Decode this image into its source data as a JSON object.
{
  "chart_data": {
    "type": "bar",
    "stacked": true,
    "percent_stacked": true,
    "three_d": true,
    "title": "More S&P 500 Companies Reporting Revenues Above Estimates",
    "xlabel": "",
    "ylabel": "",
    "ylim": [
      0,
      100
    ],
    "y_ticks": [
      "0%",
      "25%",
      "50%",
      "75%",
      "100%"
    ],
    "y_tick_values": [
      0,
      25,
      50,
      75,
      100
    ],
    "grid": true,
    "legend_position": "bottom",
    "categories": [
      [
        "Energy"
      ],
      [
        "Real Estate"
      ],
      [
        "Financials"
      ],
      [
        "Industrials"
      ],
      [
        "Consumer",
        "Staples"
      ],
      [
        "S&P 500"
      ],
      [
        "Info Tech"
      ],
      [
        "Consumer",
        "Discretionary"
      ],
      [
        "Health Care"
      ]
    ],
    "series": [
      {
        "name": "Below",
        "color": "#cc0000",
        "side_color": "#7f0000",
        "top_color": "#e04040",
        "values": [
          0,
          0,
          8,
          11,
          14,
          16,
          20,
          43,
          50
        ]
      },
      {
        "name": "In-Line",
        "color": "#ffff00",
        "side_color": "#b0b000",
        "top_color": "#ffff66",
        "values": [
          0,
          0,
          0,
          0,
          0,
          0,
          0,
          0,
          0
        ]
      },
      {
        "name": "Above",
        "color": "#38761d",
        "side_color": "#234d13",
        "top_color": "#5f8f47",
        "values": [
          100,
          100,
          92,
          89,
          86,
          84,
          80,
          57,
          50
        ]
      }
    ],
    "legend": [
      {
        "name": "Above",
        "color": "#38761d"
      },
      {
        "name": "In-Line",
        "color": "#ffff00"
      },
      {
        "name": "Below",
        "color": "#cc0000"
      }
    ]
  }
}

********

Directions for this task
Reproduce every record above exactly as it appears.

Solution below
Decode this image into its source data as a JSON object.
{
  "chart_data": {
    "type": "bar",
    "stacked": true,
    "percent_stacked": true,
    "three_d": true,
    "title": "More S&P 500 Companies Reporting Revenues Above Estimates",
    "xlabel": "",
    "ylabel": "",
    "ylim": [
      0,
      100
    ],
    "y_ticks": [
      "0%",
      "25%",
      "50%",
      "75%",
      "100%"
    ],
    "y_tick_values": [
      0,
      25,
      50,
      75,
      100
    ],
    "grid": true,
    "legend_position": "bottom",
    "categories": [
      [
        "Energy"
      ],
      [
        "Real Estate"
      ],
      [
        "Financials"
      ],
      [
        "Industrials"
      ],
      [
        "Consumer",
        "Staples"
      ],
      [
        "S&P 500"
      ],
      [
        "Info Tech"
      ],
      [
        "Consumer",
        "Discretionary"
      ],
      [
        "Health Care"
      ]
    ],
    "series": [
      {
        "name": "Below",
        "color": "#cc0000",
        "side_color": "#7f0000",
        "top_color": "#e04040",
        "values": [
          0,
          0,
          8,
          11,
          14,
          16,
          20,
          43,
          50
        ]
      },
      {
        "name": "In-Line",
        "color": "#ffff00",
        "side_color": "#b0b000",
        "top_color": "#ffff66",
        "values": [
          0,
          0,
          0,
          0,
          0,
          0,
          0,
          0,
          0
        ]
      },
      {
        "name": "Above",
        "color": "#38761d",
        "side_color": "#234d13",
        "top_color": "#5f8f47",
        "values": [
          100,
          100,
          92,
          89,
          86,
          84,
          80,
          57,
          50
        ]
      }
    ],
    "legend": [
      {
        "name": "Above",
        "color": "#38761d"
      },
      {
        "name": "In-Line",
        "color": "#ffff00"
      },
      {
        "name": "Below",
        "color": "#cc0000"
      }
    ]
  }
}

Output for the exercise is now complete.